(Structured figure records)
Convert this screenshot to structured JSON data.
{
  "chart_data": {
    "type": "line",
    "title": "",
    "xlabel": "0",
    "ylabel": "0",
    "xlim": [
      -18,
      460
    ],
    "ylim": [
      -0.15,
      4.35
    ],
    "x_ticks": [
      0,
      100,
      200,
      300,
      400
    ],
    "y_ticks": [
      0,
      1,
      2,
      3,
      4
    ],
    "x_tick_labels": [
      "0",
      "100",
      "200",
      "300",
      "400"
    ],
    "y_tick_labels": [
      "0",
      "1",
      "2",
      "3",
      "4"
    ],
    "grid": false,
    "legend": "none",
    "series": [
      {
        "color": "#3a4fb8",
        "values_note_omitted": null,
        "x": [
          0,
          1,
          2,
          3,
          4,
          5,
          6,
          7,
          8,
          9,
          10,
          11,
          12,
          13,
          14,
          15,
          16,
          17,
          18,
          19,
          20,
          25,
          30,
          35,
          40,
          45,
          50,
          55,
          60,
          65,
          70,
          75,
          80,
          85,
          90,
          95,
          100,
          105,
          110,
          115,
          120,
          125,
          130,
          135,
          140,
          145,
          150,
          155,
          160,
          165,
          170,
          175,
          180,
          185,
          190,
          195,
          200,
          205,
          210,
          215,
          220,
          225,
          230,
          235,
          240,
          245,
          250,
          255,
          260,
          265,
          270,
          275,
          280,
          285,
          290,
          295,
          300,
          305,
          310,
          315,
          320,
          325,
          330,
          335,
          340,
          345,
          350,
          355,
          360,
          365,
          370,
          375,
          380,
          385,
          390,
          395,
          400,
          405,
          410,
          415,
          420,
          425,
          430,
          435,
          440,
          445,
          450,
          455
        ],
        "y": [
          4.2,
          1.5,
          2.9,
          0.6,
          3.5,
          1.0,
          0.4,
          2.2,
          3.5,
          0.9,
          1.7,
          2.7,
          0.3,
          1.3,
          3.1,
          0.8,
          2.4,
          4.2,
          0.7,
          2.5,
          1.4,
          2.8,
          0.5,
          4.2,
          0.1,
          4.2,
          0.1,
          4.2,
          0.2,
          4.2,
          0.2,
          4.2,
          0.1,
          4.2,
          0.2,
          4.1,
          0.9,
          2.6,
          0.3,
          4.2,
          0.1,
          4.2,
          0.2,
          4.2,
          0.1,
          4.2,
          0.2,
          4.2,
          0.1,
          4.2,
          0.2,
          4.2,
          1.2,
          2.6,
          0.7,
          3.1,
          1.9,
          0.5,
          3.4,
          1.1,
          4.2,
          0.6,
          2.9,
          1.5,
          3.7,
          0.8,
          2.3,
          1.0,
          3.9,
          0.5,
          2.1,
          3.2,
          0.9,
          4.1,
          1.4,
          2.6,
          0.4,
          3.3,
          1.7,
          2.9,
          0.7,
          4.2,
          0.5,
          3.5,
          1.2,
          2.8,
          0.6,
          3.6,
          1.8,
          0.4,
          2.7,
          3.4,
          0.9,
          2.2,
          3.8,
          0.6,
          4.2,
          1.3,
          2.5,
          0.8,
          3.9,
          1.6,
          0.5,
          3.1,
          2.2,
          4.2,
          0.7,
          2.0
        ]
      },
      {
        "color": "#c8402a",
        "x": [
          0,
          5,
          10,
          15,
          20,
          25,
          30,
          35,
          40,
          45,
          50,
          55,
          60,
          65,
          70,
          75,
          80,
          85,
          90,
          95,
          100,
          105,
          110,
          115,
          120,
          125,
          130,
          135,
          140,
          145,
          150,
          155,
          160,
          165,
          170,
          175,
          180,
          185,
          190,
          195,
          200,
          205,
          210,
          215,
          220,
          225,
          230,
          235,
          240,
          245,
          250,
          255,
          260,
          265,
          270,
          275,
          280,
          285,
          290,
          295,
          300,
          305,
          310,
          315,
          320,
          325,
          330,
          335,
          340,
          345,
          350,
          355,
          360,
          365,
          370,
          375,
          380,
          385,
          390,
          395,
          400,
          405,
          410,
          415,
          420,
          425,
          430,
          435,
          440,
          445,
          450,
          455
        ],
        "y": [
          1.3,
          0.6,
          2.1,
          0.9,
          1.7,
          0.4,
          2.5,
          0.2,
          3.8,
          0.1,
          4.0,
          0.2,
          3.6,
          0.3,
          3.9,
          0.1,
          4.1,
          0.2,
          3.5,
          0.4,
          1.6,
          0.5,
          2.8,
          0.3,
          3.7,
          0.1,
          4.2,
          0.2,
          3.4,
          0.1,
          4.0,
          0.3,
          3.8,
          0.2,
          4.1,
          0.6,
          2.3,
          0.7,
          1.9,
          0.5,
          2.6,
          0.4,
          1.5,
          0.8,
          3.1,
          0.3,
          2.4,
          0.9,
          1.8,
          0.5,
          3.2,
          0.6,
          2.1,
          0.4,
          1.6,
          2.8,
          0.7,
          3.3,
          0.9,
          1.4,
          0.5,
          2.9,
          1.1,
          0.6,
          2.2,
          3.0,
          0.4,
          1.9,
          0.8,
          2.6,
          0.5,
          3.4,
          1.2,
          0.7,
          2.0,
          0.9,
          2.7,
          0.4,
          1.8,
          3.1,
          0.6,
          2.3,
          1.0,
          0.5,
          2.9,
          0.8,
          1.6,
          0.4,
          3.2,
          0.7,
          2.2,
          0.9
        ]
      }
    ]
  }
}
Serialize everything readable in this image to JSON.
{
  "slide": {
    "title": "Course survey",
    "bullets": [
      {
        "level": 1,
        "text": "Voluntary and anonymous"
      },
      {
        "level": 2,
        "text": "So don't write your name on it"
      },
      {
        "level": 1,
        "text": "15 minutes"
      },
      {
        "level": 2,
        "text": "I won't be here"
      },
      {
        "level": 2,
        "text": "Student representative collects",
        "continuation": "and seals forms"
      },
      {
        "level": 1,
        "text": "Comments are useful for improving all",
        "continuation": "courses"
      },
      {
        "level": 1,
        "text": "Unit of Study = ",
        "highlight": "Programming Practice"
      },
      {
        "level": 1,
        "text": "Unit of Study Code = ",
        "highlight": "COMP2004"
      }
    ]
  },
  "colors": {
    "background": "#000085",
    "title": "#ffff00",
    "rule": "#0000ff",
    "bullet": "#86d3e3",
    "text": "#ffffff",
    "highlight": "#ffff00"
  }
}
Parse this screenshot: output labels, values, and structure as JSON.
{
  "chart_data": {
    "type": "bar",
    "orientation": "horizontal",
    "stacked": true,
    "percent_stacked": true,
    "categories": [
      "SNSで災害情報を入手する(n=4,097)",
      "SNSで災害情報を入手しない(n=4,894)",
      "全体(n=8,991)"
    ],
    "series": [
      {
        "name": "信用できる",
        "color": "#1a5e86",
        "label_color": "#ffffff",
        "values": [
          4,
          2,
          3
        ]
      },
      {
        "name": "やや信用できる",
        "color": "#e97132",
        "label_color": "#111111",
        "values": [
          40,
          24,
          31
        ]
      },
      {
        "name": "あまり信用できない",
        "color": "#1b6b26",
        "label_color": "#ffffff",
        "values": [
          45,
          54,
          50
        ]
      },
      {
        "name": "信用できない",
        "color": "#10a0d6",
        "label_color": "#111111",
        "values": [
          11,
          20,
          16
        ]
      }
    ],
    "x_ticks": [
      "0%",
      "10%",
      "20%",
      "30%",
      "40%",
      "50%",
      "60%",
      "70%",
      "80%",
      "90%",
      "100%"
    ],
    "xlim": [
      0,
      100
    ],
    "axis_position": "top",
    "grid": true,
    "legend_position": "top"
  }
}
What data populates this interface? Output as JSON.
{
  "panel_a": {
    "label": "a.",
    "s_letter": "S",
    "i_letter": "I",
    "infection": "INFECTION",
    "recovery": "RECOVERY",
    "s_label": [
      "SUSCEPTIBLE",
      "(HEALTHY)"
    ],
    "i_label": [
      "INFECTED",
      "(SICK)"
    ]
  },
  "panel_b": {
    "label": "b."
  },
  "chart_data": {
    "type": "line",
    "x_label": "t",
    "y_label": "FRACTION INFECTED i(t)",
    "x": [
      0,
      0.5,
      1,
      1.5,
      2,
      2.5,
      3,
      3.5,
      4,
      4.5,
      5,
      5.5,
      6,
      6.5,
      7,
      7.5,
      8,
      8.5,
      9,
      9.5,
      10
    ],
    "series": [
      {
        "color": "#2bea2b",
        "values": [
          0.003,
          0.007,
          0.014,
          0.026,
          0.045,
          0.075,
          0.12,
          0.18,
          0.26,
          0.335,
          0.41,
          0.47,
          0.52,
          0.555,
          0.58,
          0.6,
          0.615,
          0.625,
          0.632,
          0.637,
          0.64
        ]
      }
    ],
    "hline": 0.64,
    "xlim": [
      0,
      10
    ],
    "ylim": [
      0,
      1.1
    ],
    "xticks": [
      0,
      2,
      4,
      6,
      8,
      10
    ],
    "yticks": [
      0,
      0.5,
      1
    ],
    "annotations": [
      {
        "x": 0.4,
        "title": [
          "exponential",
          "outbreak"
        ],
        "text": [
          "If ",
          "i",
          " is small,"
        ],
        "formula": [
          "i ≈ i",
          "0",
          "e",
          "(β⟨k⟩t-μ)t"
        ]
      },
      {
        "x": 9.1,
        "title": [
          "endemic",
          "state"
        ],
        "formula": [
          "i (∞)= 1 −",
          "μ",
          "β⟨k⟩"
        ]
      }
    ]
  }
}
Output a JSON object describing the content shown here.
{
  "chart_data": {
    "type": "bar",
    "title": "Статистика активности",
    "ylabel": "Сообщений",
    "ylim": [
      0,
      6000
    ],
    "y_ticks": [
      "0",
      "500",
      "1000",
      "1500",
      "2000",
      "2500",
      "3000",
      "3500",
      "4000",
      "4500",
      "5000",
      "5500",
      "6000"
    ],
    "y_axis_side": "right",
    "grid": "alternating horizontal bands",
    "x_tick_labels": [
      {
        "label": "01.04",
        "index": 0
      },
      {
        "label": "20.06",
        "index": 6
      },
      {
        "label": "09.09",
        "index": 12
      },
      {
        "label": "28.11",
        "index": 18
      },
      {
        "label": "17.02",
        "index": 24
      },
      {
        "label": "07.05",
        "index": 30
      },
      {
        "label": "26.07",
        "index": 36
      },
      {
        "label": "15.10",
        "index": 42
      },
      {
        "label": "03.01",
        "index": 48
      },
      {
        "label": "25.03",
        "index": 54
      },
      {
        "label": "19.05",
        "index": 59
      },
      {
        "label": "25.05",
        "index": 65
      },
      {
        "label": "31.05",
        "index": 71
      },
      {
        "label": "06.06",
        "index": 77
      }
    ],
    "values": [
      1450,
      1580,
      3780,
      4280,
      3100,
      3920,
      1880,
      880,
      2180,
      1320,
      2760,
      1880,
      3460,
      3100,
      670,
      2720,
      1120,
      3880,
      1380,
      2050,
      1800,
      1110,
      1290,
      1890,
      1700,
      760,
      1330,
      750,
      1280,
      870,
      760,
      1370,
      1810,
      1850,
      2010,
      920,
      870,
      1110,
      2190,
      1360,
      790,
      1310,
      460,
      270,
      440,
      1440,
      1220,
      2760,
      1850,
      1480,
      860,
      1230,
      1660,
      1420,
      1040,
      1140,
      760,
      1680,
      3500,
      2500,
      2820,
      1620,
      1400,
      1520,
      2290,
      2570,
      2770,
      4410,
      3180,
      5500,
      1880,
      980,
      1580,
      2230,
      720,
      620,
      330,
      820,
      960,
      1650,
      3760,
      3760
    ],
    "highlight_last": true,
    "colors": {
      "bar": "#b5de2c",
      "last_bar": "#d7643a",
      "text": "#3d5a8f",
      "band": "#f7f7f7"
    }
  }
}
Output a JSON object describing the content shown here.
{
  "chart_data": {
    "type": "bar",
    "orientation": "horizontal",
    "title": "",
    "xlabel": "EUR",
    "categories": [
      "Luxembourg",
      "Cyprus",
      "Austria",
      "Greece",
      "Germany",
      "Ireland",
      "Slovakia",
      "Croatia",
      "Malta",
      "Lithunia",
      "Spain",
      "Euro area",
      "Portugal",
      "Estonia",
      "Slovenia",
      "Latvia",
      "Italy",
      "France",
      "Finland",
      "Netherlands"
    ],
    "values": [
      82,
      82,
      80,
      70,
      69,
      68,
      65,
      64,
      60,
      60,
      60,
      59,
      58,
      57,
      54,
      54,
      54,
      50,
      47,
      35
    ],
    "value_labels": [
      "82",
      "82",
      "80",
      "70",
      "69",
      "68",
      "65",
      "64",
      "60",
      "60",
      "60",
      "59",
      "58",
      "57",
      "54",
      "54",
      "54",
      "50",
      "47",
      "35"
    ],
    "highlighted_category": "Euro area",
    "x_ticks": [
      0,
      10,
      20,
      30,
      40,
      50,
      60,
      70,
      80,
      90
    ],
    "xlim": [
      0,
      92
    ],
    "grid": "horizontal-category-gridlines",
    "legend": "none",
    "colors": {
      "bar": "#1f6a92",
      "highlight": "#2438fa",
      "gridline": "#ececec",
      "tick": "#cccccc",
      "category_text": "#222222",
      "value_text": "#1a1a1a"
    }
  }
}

:: What you need to do ::
Look through the data and gather every line with the string "Unit" in it.

:: Output of the exercise ::
        "text": "Unit of Study = ",
        "text": "Unit of Study Code = ",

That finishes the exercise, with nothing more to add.